Records shown:

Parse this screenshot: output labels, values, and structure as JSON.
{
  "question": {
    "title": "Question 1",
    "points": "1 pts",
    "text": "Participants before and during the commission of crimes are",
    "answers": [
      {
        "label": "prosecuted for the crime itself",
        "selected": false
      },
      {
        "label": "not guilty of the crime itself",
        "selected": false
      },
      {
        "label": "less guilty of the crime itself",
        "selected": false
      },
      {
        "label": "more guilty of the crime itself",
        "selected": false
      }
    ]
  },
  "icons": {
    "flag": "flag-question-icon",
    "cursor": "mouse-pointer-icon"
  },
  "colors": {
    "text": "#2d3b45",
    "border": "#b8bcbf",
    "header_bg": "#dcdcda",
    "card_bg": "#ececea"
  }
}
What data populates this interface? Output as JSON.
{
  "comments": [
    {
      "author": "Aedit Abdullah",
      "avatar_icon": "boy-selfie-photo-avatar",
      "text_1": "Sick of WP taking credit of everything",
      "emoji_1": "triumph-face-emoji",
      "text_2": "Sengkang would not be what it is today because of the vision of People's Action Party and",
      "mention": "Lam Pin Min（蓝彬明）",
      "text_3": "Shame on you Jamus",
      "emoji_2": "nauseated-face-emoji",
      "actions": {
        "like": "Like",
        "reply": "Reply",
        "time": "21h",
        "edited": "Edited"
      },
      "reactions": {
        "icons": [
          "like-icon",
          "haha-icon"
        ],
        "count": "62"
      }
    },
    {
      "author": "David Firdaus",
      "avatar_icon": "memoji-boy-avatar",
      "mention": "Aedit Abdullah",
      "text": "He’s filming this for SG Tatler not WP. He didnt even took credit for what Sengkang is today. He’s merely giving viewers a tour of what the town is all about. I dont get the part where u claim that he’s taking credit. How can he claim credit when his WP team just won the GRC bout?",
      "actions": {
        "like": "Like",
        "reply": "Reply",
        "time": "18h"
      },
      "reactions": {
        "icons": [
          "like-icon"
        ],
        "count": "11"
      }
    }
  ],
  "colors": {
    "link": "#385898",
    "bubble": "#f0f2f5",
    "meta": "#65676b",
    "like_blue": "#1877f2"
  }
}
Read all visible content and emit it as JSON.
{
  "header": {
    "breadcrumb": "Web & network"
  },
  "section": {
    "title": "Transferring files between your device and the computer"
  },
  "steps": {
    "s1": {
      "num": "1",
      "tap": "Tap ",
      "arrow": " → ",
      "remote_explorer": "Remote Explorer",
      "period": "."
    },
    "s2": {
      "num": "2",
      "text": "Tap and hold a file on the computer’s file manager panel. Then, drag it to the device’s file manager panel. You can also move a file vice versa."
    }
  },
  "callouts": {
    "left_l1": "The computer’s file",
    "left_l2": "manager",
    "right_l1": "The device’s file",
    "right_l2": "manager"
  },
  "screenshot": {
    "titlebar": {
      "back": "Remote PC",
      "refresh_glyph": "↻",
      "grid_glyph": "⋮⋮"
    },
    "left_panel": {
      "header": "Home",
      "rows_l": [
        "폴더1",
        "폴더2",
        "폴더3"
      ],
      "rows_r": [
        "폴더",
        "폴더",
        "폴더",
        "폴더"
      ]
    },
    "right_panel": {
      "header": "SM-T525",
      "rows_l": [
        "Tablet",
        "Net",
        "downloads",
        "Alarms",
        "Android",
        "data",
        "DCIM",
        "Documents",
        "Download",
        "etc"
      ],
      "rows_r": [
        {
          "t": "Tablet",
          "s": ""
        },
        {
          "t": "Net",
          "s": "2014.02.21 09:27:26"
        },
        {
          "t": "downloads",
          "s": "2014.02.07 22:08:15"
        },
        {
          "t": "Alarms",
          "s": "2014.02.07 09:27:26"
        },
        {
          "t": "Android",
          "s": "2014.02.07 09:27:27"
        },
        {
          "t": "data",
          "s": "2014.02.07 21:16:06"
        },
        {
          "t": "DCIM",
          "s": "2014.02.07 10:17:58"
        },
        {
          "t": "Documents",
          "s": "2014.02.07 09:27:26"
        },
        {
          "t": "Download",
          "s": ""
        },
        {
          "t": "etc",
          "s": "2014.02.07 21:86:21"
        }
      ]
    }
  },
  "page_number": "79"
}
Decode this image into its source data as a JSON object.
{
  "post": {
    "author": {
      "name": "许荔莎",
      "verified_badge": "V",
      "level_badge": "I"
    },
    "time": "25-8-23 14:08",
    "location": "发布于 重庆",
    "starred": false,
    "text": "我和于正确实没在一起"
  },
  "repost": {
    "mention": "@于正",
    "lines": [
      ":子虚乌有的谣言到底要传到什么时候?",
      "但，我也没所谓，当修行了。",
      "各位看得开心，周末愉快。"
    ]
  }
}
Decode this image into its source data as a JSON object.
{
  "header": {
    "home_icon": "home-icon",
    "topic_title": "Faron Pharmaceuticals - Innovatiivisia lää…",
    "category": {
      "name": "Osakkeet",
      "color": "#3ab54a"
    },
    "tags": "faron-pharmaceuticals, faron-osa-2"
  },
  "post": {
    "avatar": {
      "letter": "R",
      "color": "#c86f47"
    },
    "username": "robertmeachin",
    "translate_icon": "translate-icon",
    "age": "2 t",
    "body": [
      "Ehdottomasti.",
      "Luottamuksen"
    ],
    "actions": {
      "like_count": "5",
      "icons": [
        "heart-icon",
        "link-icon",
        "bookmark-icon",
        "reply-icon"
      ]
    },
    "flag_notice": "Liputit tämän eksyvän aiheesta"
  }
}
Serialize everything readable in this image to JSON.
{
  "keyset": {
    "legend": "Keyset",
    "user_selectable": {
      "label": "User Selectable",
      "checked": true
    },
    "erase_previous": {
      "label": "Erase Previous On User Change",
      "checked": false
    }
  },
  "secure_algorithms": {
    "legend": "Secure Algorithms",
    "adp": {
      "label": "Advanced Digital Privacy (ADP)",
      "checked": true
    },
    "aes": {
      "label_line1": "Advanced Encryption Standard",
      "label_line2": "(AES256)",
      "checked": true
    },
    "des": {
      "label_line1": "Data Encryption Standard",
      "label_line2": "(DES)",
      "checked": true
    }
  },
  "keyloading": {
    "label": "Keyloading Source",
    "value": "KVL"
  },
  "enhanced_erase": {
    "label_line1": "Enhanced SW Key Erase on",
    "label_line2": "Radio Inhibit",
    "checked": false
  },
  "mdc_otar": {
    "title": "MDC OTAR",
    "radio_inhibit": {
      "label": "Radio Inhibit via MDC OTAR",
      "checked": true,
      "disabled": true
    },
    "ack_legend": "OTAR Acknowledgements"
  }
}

Exercise task: Begin with the line containing "Serialize everything readable" and repeat each line exactly until the records above end.

The solution:
Serialize everything readable in this image to JSON.
{
  "keyset": {
    "legend": "Keyset",
    "user_selectable": {
      "label": "User Selectable",
      "checked": true
    },
    "erase_previous": {
      "label": "Erase Previous On User Change",
      "checked": false
    }
  },
  "secure_algorithms": {
    "legend": "Secure Algorithms",
    "adp": {
      "label": "Advanced Digital Privacy (ADP)",
      "checked": true
    },
    "aes": {
      "label_line1": "Advanced Encryption Standard",
      "label_line2": "(AES256)",
      "checked": true
    },
    "des": {
      "label_line1": "Data Encryption Standard",
      "label_line2": "(DES)",
      "checked": true
    }
  },
  "keyloading": {
    "label": "Keyloading Source",
    "value": "KVL"
  },
  "enhanced_erase": {
    "label_line1": "Enhanced SW Key Erase on",
    "label_line2": "Radio Inhibit",
    "checked": false
  },
  "mdc_otar": {
    "title": "MDC OTAR",
    "radio_inhibit": {
      "label": "Radio Inhibit via MDC OTAR",
      "checked": true,
      "disabled": true
    },
    "ack_legend": "OTAR Acknowledgements"
  }
}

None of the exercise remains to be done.